== DIRECTION ==
Pictures appear in the records below; write out everything else exactly.

====== RECORDS SUPPLIED ======

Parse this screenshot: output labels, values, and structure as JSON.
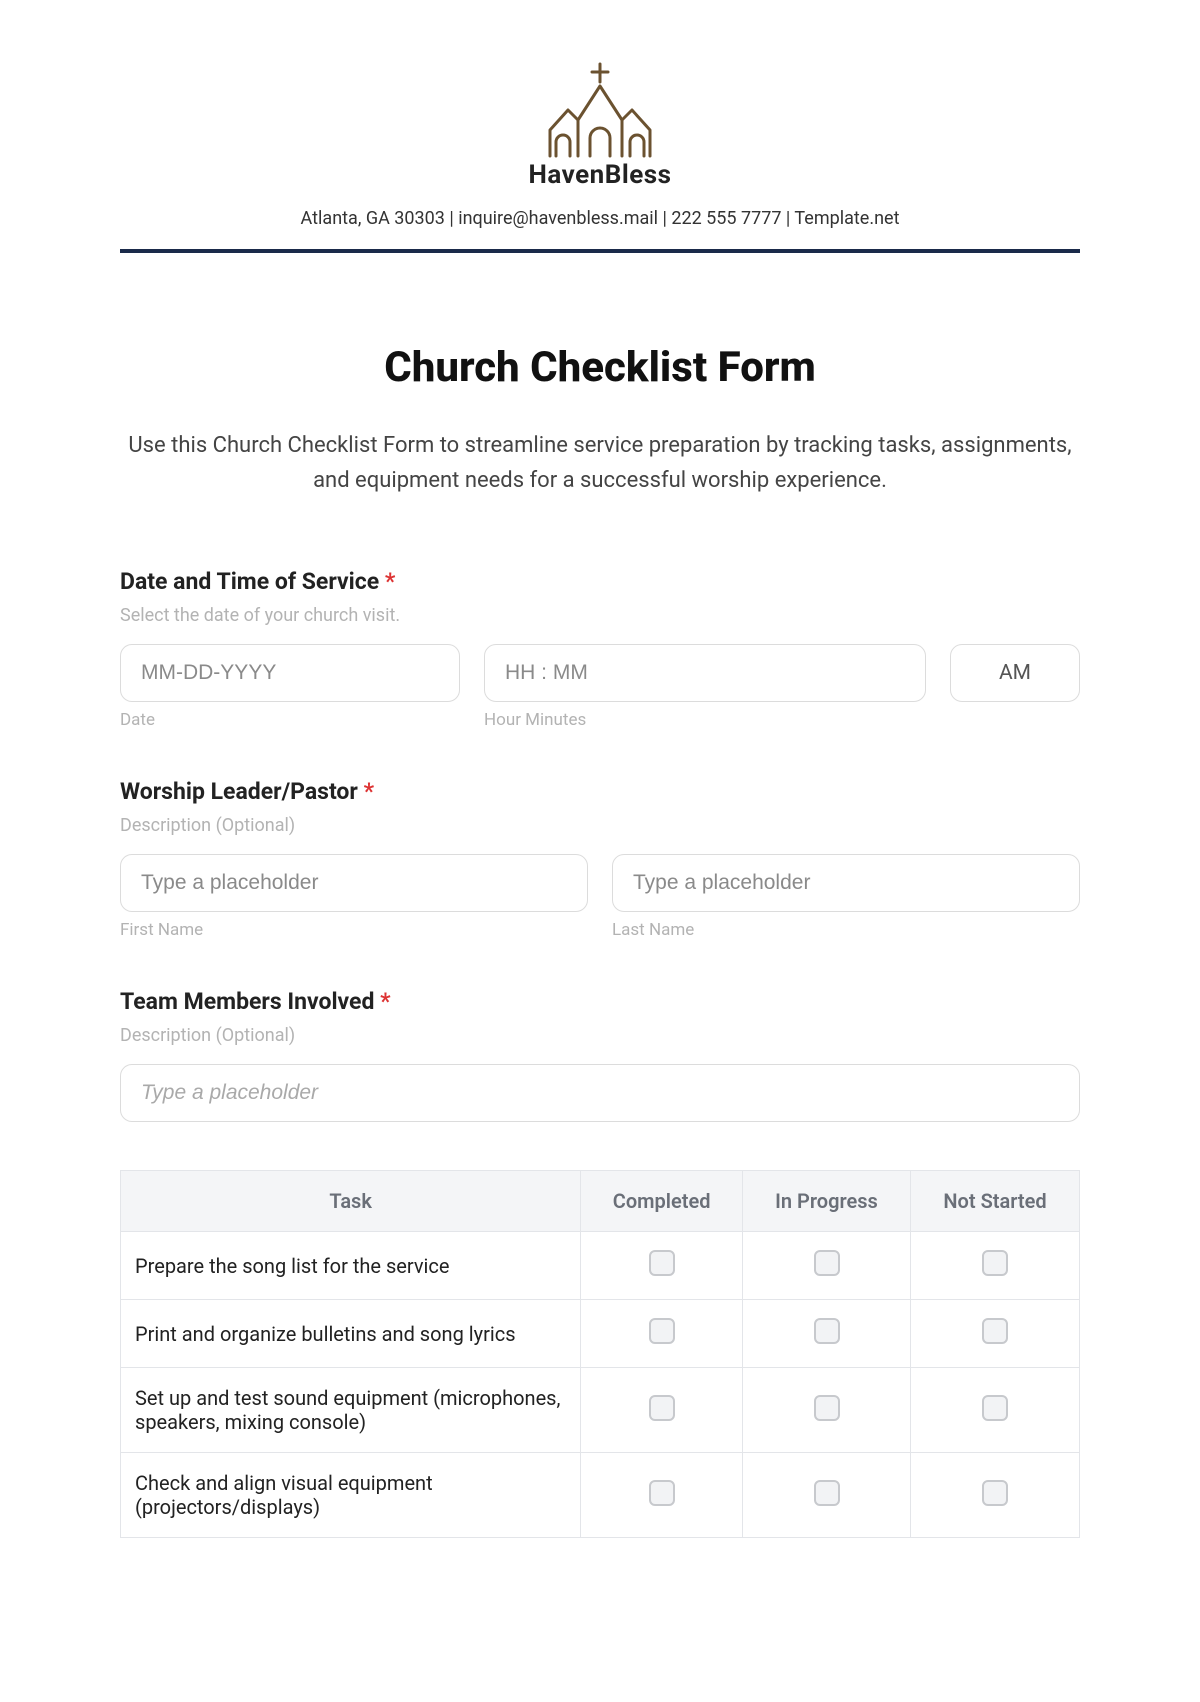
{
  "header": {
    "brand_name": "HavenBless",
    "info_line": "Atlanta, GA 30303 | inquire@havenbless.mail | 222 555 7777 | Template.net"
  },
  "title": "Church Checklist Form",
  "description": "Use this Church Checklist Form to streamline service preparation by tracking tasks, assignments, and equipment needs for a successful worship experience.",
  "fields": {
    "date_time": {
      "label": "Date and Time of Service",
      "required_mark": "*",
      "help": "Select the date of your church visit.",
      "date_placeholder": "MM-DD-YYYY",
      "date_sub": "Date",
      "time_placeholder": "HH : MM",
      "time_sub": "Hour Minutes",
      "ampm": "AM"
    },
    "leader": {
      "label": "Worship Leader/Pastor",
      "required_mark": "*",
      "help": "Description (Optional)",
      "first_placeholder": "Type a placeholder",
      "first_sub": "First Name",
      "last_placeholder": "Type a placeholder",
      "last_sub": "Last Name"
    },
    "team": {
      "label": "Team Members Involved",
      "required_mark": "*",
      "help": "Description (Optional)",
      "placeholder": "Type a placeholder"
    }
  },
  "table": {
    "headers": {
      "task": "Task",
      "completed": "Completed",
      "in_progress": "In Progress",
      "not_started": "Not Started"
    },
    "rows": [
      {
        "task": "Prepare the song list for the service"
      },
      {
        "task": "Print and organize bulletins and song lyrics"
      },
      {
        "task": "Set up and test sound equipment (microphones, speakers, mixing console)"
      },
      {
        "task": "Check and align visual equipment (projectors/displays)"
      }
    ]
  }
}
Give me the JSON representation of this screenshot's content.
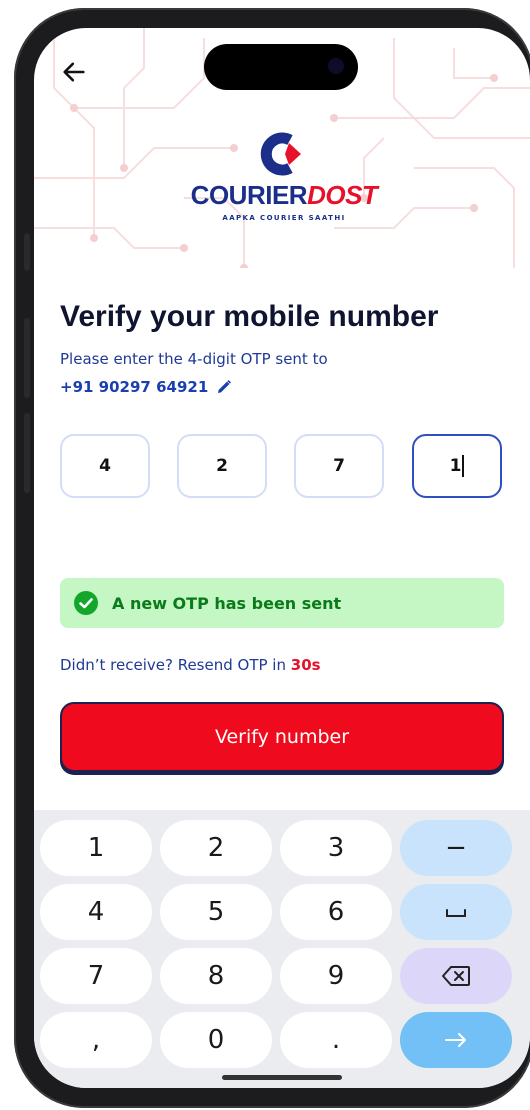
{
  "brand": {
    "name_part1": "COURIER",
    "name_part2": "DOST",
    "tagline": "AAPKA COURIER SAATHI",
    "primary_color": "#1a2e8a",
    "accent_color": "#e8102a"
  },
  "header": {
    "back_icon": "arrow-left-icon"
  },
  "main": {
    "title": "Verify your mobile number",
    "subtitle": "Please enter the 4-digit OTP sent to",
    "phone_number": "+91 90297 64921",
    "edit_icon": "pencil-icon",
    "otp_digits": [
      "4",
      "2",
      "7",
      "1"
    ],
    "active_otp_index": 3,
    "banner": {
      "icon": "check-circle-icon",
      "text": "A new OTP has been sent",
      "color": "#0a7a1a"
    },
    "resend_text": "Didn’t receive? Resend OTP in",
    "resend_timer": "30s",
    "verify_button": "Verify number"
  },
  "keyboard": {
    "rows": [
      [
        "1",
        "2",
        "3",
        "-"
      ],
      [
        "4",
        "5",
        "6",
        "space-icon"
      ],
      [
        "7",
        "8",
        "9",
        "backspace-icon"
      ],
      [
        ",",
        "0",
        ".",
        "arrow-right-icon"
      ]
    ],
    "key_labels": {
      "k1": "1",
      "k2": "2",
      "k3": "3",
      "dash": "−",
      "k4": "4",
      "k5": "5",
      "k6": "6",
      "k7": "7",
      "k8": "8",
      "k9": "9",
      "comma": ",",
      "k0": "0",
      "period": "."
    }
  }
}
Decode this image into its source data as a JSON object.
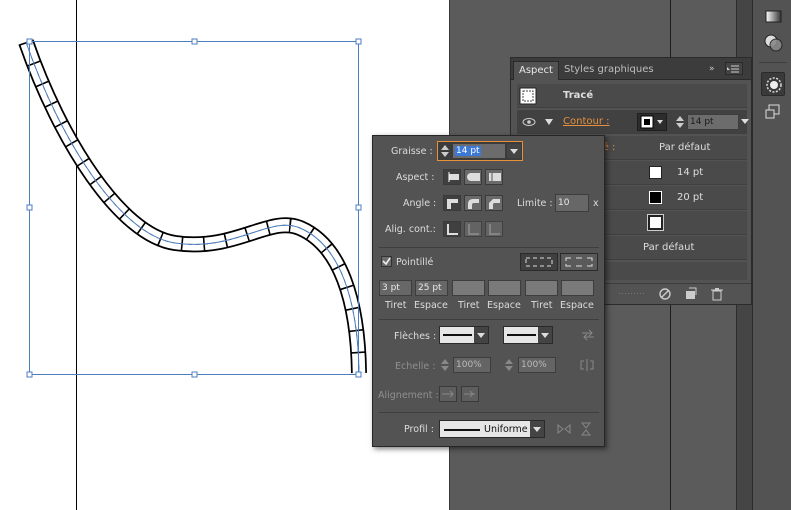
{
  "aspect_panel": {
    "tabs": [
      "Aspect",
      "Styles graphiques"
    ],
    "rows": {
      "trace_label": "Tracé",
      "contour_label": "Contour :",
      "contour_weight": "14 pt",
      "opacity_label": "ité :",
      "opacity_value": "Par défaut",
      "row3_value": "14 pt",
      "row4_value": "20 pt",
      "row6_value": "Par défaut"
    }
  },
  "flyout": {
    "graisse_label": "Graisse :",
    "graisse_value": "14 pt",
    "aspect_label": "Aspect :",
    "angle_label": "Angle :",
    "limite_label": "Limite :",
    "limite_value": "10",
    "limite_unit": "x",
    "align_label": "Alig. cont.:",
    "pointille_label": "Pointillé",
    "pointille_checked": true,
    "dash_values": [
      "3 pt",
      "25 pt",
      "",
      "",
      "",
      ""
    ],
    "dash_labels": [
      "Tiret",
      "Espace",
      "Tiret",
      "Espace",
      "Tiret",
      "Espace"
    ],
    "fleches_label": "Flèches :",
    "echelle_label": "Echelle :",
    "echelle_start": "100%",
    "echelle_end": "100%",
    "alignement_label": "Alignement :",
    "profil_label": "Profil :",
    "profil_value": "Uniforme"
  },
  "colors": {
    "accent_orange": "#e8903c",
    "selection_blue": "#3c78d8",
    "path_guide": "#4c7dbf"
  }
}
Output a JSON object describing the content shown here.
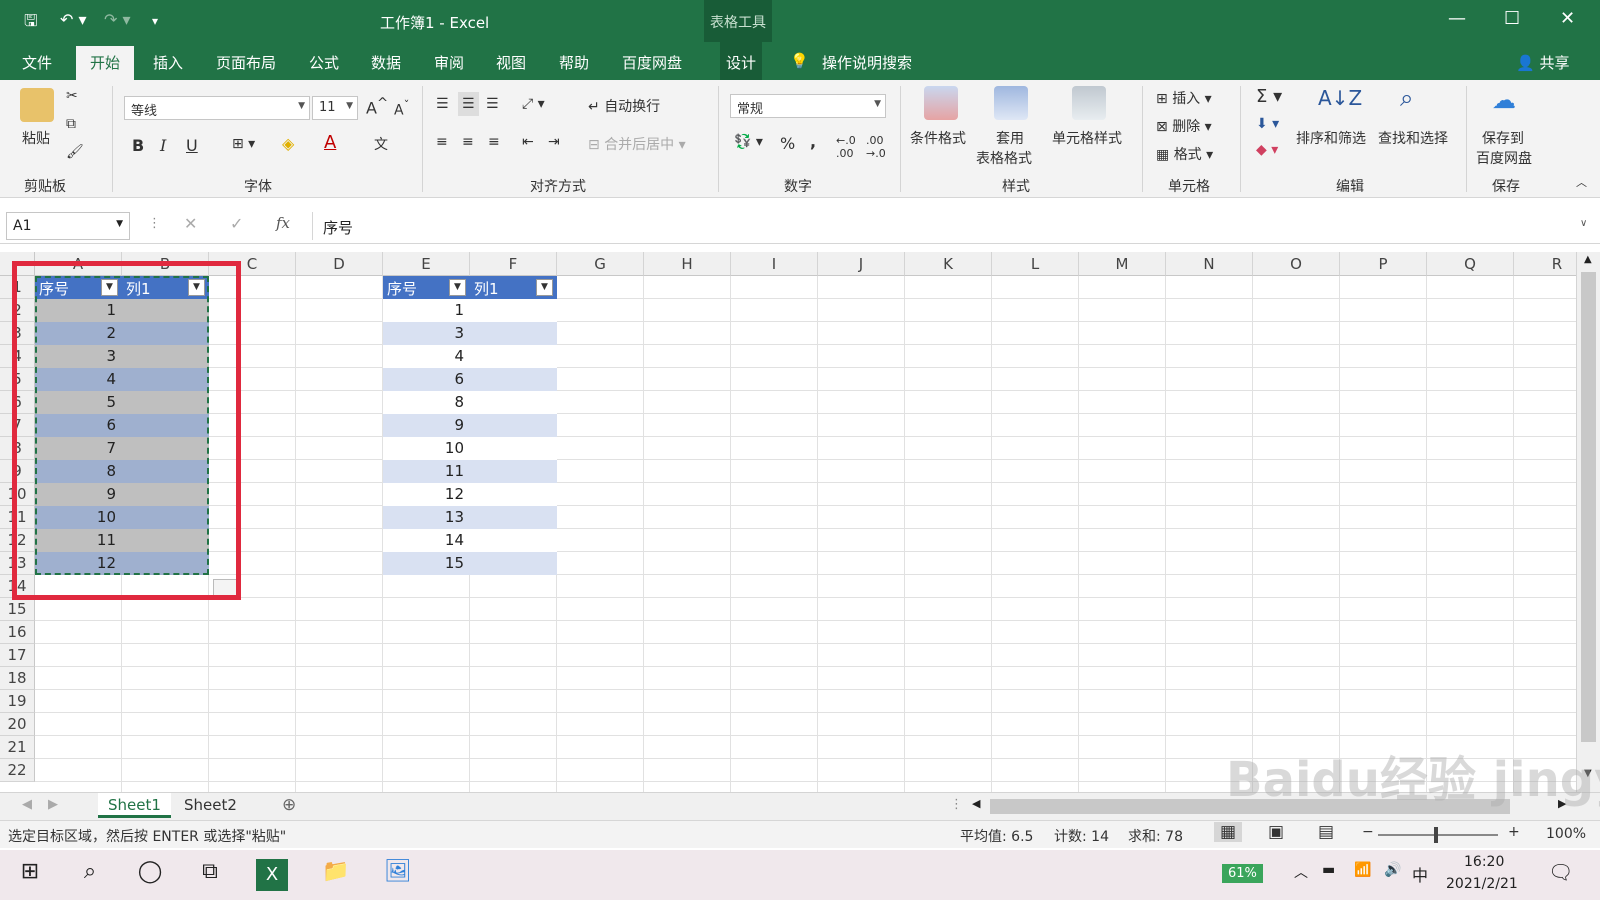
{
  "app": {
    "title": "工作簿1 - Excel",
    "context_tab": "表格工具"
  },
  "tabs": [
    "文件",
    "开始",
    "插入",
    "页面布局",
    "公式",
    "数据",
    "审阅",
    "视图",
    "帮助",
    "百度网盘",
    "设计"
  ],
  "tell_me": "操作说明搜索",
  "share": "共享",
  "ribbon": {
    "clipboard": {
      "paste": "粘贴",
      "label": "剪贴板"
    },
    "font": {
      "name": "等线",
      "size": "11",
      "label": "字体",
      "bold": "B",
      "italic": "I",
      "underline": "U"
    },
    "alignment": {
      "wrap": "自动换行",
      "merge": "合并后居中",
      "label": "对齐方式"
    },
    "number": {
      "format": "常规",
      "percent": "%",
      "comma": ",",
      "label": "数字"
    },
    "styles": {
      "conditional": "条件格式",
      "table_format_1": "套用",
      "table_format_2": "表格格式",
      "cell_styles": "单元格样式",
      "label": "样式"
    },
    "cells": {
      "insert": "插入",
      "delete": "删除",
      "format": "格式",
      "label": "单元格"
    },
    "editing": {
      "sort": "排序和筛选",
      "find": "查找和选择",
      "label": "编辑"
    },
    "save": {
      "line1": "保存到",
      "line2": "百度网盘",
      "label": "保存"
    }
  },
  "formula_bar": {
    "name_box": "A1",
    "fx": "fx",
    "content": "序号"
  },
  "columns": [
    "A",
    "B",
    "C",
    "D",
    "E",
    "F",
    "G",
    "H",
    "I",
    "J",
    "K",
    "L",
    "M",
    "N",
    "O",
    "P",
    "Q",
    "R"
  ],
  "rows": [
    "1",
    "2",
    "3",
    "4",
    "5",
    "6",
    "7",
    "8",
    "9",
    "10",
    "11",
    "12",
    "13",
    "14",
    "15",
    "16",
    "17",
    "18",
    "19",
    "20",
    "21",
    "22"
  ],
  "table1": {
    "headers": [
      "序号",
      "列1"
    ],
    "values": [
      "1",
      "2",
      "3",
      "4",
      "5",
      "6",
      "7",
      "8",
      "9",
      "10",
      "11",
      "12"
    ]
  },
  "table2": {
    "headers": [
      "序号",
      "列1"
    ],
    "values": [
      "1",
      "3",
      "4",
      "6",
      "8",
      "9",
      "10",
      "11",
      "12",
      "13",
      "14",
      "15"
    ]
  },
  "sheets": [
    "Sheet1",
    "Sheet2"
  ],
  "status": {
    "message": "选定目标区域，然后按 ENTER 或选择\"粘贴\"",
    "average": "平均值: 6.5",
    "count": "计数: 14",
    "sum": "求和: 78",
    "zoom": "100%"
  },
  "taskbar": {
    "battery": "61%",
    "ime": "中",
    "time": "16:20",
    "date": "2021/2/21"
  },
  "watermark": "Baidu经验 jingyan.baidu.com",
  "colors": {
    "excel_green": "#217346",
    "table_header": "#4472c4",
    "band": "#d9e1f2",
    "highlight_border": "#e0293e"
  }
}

======

== SOLUTION ==
Parse this screenshot: output labels, values, and structure as JSON.
{
  "header": {
    "brand_name": "HavenBless",
    "info_line": "Atlanta, GA 30303 | inquire@havenbless.mail | 222 555 7777 | Template.net"
  },
  "title": "Church Checklist Form",
  "description": "Use this Church Checklist Form to streamline service preparation by tracking tasks, assignments, and equipment needs for a successful worship experience.",
  "fields": {
    "date_time": {
      "label": "Date and Time of Service",
      "required_mark": "*",
      "help": "Select the date of your church visit.",
      "date_placeholder": "MM-DD-YYYY",
      "date_sub": "Date",
      "time_placeholder": "HH : MM",
      "time_sub": "Hour Minutes",
      "ampm": "AM"
    },
    "leader": {
      "label": "Worship Leader/Pastor",
      "required_mark": "*",
      "help": "Description (Optional)",
      "first_placeholder": "Type a placeholder",
      "first_sub": "First Name",
      "last_placeholder": "Type a placeholder",
      "last_sub": "Last Name"
    },
    "team": {
      "label": "Team Members Involved",
      "required_mark": "*",
      "help": "Description (Optional)",
      "placeholder": "Type a placeholder"
    }
  },
  "table": {
    "headers": {
      "task": "Task",
      "completed": "Completed",
      "in_progress": "In Progress",
      "not_started": "Not Started"
    },
    "rows": [
      {
        "task": "Prepare the song list for the service"
      },
      {
        "task": "Print and organize bulletins and song lyrics"
      },
      {
        "task": "Set up and test sound equipment (microphones, speakers, mixing console)"
      },
      {
        "task": "Check and align visual equipment (projectors/displays)"
      }
    ]
  }
}
Give me the JSON representation of this screenshot's content.
{
  "brand": {
    "name_part1": "COURIER",
    "name_part2": "DOST",
    "tagline": "AAPKA COURIER SAATHI",
    "primary_color": "#1a2e8a",
    "accent_color": "#e8102a"
  },
  "header": {
    "back_icon": "arrow-left-icon"
  },
  "main": {
    "title": "Verify your mobile number",
    "subtitle": "Please enter the 4-digit OTP sent to",
    "phone_number": "+91 90297 64921",
    "edit_icon": "pencil-icon",
    "otp_digits": [
      "4",
      "2",
      "7",
      "1"
    ],
    "active_otp_index": 3,
    "banner": {
      "icon": "check-circle-icon",
      "text": "A new OTP has been sent",
      "color": "#0a7a1a"
    },
    "resend_text": "Didn’t receive? Resend OTP in",
    "resend_timer": "30s",
    "verify_button": "Verify number"
  },
  "keyboard": {
    "rows": [
      [
        "1",
        "2",
        "3",
        "-"
      ],
      [
        "4",
        "5",
        "6",
        "space-icon"
      ],
      [
        "7",
        "8",
        "9",
        "backspace-icon"
      ],
      [
        ",",
        "0",
        ".",
        "arrow-right-icon"
      ]
    ],
    "key_labels": {
      "k1": "1",
      "k2": "2",
      "k3": "3",
      "dash": "−",
      "k4": "4",
      "k5": "5",
      "k6": "6",
      "k7": "7",
      "k8": "8",
      "k9": "9",
      "comma": ",",
      "k0": "0",
      "period": "."
    }
  }
}
Decode this image into its source data as a JSON object.
{
  "aspect_panel": {
    "tabs": [
      "Aspect",
      "Styles graphiques"
    ],
    "rows": {
      "trace_label": "Tracé",
      "contour_label": "Contour :",
      "contour_weight": "14 pt",
      "opacity_label": "ité :",
      "opacity_value": "Par défaut",
      "row3_value": "14 pt",
      "row4_value": "20 pt",
      "row6_value": "Par défaut"
    }
  },
  "flyout": {
    "graisse_label": "Graisse :",
    "graisse_value": "14 pt",
    "aspect_label": "Aspect :",
    "angle_label": "Angle :",
    "limite_label": "Limite :",
    "limite_value": "10",
    "limite_unit": "x",
    "align_label": "Alig. cont.:",
    "pointille_label": "Pointillé",
    "pointille_checked": true,
    "dash_values": [
      "3 pt",
      "25 pt",
      "",
      "",
      "",
      ""
    ],
    "dash_labels": [
      "Tiret",
      "Espace",
      "Tiret",
      "Espace",
      "Tiret",
      "Espace"
    ],
    "fleches_label": "Flèches :",
    "echelle_label": "Echelle :",
    "echelle_start": "100%",
    "echelle_end": "100%",
    "alignement_label": "Alignement :",
    "profil_label": "Profil :",
    "profil_value": "Uniforme"
  },
  "colors": {
    "accent_orange": "#e8903c",
    "selection_blue": "#3c78d8",
    "path_guide": "#4c7dbf"
  }
}
Output a JSON object describing the content shown here.
{
  "app": {
    "title": "工作簿1 - Excel",
    "context_tab": "表格工具"
  },
  "tabs": [
    "文件",
    "开始",
    "插入",
    "页面布局",
    "公式",
    "数据",
    "审阅",
    "视图",
    "帮助",
    "百度网盘",
    "设计"
  ],
  "tell_me": "操作说明搜索",
  "share": "共享",
  "ribbon": {
    "clipboard": {
      "paste": "粘贴",
      "label": "剪贴板"
    },
    "font": {
      "name": "等线",
      "size": "11",
      "label": "字体",
      "bold": "B",
      "italic": "I",
      "underline": "U"
    },
    "alignment": {
      "wrap": "自动换行",
      "merge": "合并后居中",
      "label": "对齐方式"
    },
    "number": {
      "format": "常规",
      "percent": "%",
      "comma": ",",
      "label": "数字"
    },
    "styles": {
      "conditional": "条件格式",
      "table_format_1": "套用",
      "table_format_2": "表格格式",
      "cell_styles": "单元格样式",
      "label": "样式"
    },
    "cells": {
      "insert": "插入",
      "delete": "删除",
      "format": "格式",
      "label": "单元格"
    },
    "editing": {
      "sort": "排序和筛选",
      "find": "查找和选择",
      "label": "编辑"
    },
    "save": {
      "line1": "保存到",
      "line2": "百度网盘",
      "label": "保存"
    }
  },
  "formula_bar": {
    "name_box": "A1",
    "fx": "fx",
    "content": "序号"
  },
  "columns": [
    "A",
    "B",
    "C",
    "D",
    "E",
    "F",
    "G",
    "H",
    "I",
    "J",
    "K",
    "L",
    "M",
    "N",
    "O",
    "P",
    "Q",
    "R"
  ],
  "rows": [
    "1",
    "2",
    "3",
    "4",
    "5",
    "6",
    "7",
    "8",
    "9",
    "10",
    "11",
    "12",
    "13",
    "14",
    "15",
    "16",
    "17",
    "18",
    "19",
    "20",
    "21",
    "22"
  ],
  "table1": {
    "headers": [
      "序号",
      "列1"
    ],
    "values": [
      "1",
      "2",
      "3",
      "4",
      "5",
      "6",
      "7",
      "8",
      "9",
      "10",
      "11",
      "12"
    ]
  },
  "table2": {
    "headers": [
      "序号",
      "列1"
    ],
    "values": [
      "1",
      "3",
      "4",
      "6",
      "8",
      "9",
      "10",
      "11",
      "12",
      "13",
      "14",
      "15"
    ]
  },
  "sheets": [
    "Sheet1",
    "Sheet2"
  ],
  "status": {
    "message": "选定目标区域，然后按 ENTER 或选择\"粘贴\"",
    "average": "平均值: 6.5",
    "count": "计数: 14",
    "sum": "求和: 78",
    "zoom": "100%"
  },
  "taskbar": {
    "battery": "61%",
    "ime": "中",
    "time": "16:20",
    "date": "2021/2/21"
  },
  "watermark": "Baidu经验 jingyan.baidu.com",
  "colors": {
    "excel_green": "#217346",
    "table_header": "#4472c4",
    "band": "#d9e1f2",
    "highlight_border": "#e0293e"
  }
}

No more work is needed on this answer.